_Instruction_
Repeat, exactly and in full, the lines of the listing below, but without any pictures.
+++ Material provided +++
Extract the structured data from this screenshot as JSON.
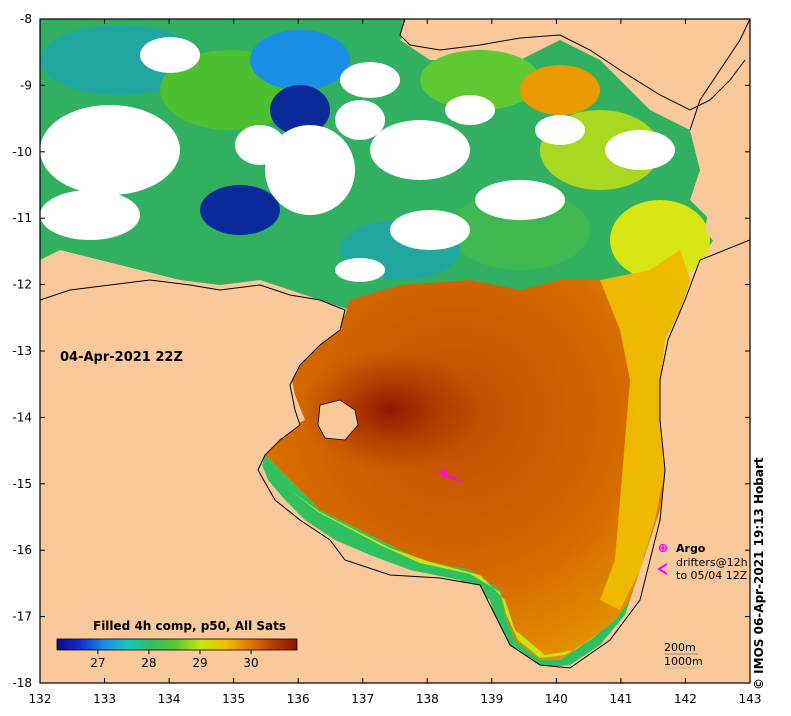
{
  "timestamp": "04-Apr-2021 22Z",
  "credit": "©  IMOS 06-Apr-2021 19:13 Hobart",
  "axes": {
    "x_ticks": [
      "132",
      "133",
      "134",
      "135",
      "136",
      "137",
      "138",
      "139",
      "140",
      "141",
      "142",
      "143"
    ],
    "y_ticks": [
      "-8",
      "-9",
      "-10",
      "-11",
      "-12",
      "-13",
      "-14",
      "-15",
      "-16",
      "-17",
      "-18"
    ]
  },
  "colorbar": {
    "title": "Filled 4h comp, p50, All Sats",
    "ticks": [
      "27",
      "28",
      "29",
      "30"
    ],
    "range": [
      26.2,
      30.9
    ],
    "colors": [
      "#0a0a8a",
      "#1030d0",
      "#1a8fe6",
      "#16c8b8",
      "#30c060",
      "#60c830",
      "#c8e614",
      "#f0c000",
      "#e07a00",
      "#b83c00",
      "#8a1400"
    ]
  },
  "legend": {
    "argo_label": "Argo",
    "drifters_label": "drifters@12h",
    "drifters_period": "to 05/04 12Z",
    "argo_symbol": "circle-asterisk-icon",
    "drifter_symbol": "arrowhead-icon"
  },
  "depth_labels": [
    "200m",
    "1000m"
  ],
  "colors": {
    "land": "#f9c99b",
    "cloud": "#ffffff",
    "frame": "#000000",
    "marker": "#ff00ff"
  }
}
+++
_Exercise response_
Extract the structured data from this screenshot as JSON.
{
  "timestamp": "04-Apr-2021 22Z",
  "credit": "©  IMOS 06-Apr-2021 19:13 Hobart",
  "axes": {
    "x_ticks": [
      "132",
      "133",
      "134",
      "135",
      "136",
      "137",
      "138",
      "139",
      "140",
      "141",
      "142",
      "143"
    ],
    "y_ticks": [
      "-8",
      "-9",
      "-10",
      "-11",
      "-12",
      "-13",
      "-14",
      "-15",
      "-16",
      "-17",
      "-18"
    ]
  },
  "colorbar": {
    "title": "Filled 4h comp, p50, All Sats",
    "ticks": [
      "27",
      "28",
      "29",
      "30"
    ],
    "range": [
      26.2,
      30.9
    ],
    "colors": [
      "#0a0a8a",
      "#1030d0",
      "#1a8fe6",
      "#16c8b8",
      "#30c060",
      "#60c830",
      "#c8e614",
      "#f0c000",
      "#e07a00",
      "#b83c00",
      "#8a1400"
    ]
  },
  "legend": {
    "argo_label": "Argo",
    "drifters_label": "drifters@12h",
    "drifters_period": "to 05/04 12Z",
    "argo_symbol": "circle-asterisk-icon",
    "drifter_symbol": "arrowhead-icon"
  },
  "depth_labels": [
    "200m",
    "1000m"
  ],
  "colors": {
    "land": "#f9c99b",
    "cloud": "#ffffff",
    "frame": "#000000",
    "marker": "#ff00ff"
  }
}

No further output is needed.